:: DESCRIPTION OF THE TASK ::
Pictures stay out of the copy; restate everything else in the material exactly.

[Stored data]
********************
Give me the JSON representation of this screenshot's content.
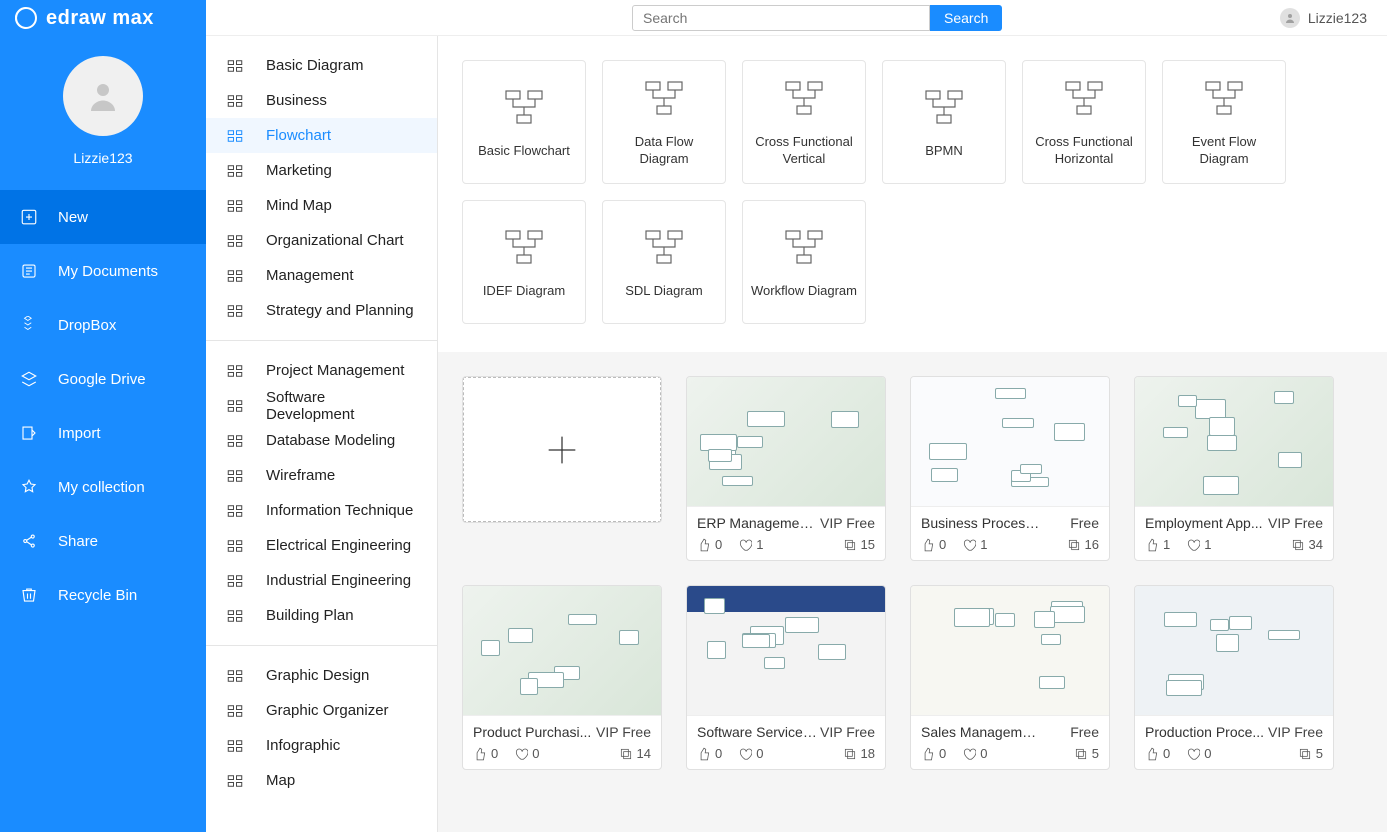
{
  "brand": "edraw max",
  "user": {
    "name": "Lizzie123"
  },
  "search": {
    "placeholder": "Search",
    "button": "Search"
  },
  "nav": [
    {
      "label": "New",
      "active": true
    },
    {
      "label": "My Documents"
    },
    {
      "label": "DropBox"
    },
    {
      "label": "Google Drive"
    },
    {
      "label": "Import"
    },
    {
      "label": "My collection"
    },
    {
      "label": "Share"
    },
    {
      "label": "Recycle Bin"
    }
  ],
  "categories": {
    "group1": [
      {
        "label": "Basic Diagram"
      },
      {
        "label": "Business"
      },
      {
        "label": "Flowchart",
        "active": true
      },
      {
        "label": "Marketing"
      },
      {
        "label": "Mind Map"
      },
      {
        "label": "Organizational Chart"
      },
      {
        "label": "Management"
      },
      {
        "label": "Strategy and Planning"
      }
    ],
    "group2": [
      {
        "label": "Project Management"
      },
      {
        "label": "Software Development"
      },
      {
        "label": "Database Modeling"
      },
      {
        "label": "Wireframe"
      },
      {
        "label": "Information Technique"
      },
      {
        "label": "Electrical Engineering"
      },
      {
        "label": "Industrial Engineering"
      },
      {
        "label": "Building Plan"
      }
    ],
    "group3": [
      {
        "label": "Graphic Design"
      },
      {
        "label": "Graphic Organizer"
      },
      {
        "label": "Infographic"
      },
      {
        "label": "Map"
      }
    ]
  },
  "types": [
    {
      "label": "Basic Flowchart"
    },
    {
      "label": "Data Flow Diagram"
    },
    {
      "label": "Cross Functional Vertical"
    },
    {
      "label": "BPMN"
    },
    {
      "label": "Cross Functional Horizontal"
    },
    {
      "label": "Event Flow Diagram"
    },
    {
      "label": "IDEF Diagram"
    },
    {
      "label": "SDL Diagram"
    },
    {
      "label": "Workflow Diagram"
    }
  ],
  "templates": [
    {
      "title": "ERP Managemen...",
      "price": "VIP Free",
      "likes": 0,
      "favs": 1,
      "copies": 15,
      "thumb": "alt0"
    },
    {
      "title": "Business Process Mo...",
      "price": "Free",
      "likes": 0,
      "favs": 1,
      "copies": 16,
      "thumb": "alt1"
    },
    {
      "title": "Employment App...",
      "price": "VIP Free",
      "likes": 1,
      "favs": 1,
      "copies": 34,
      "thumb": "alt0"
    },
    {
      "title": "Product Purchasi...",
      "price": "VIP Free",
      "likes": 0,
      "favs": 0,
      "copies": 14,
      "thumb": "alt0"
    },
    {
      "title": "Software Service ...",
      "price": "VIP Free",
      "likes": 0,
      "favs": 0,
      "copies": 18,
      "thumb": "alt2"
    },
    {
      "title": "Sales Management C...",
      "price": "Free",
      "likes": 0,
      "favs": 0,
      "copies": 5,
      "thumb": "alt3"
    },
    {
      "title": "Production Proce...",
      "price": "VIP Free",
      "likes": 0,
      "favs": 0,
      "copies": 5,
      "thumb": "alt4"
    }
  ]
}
********************
:: WRITTEN SOLUTION ::
Give me the JSON representation of this screenshot's content.
{
  "brand": "edraw max",
  "user": {
    "name": "Lizzie123"
  },
  "search": {
    "placeholder": "Search",
    "button": "Search"
  },
  "nav": [
    {
      "label": "New",
      "active": true
    },
    {
      "label": "My Documents"
    },
    {
      "label": "DropBox"
    },
    {
      "label": "Google Drive"
    },
    {
      "label": "Import"
    },
    {
      "label": "My collection"
    },
    {
      "label": "Share"
    },
    {
      "label": "Recycle Bin"
    }
  ],
  "categories": {
    "group1": [
      {
        "label": "Basic Diagram"
      },
      {
        "label": "Business"
      },
      {
        "label": "Flowchart",
        "active": true
      },
      {
        "label": "Marketing"
      },
      {
        "label": "Mind Map"
      },
      {
        "label": "Organizational Chart"
      },
      {
        "label": "Management"
      },
      {
        "label": "Strategy and Planning"
      }
    ],
    "group2": [
      {
        "label": "Project Management"
      },
      {
        "label": "Software Development"
      },
      {
        "label": "Database Modeling"
      },
      {
        "label": "Wireframe"
      },
      {
        "label": "Information Technique"
      },
      {
        "label": "Electrical Engineering"
      },
      {
        "label": "Industrial Engineering"
      },
      {
        "label": "Building Plan"
      }
    ],
    "group3": [
      {
        "label": "Graphic Design"
      },
      {
        "label": "Graphic Organizer"
      },
      {
        "label": "Infographic"
      },
      {
        "label": "Map"
      }
    ]
  },
  "types": [
    {
      "label": "Basic Flowchart"
    },
    {
      "label": "Data Flow Diagram"
    },
    {
      "label": "Cross Functional Vertical"
    },
    {
      "label": "BPMN"
    },
    {
      "label": "Cross Functional Horizontal"
    },
    {
      "label": "Event Flow Diagram"
    },
    {
      "label": "IDEF Diagram"
    },
    {
      "label": "SDL Diagram"
    },
    {
      "label": "Workflow Diagram"
    }
  ],
  "templates": [
    {
      "title": "ERP Managemen...",
      "price": "VIP Free",
      "likes": 0,
      "favs": 1,
      "copies": 15,
      "thumb": "alt0"
    },
    {
      "title": "Business Process Mo...",
      "price": "Free",
      "likes": 0,
      "favs": 1,
      "copies": 16,
      "thumb": "alt1"
    },
    {
      "title": "Employment App...",
      "price": "VIP Free",
      "likes": 1,
      "favs": 1,
      "copies": 34,
      "thumb": "alt0"
    },
    {
      "title": "Product Purchasi...",
      "price": "VIP Free",
      "likes": 0,
      "favs": 0,
      "copies": 14,
      "thumb": "alt0"
    },
    {
      "title": "Software Service ...",
      "price": "VIP Free",
      "likes": 0,
      "favs": 0,
      "copies": 18,
      "thumb": "alt2"
    },
    {
      "title": "Sales Management C...",
      "price": "Free",
      "likes": 0,
      "favs": 0,
      "copies": 5,
      "thumb": "alt3"
    },
    {
      "title": "Production Proce...",
      "price": "VIP Free",
      "likes": 0,
      "favs": 0,
      "copies": 5,
      "thumb": "alt4"
    }
  ]
}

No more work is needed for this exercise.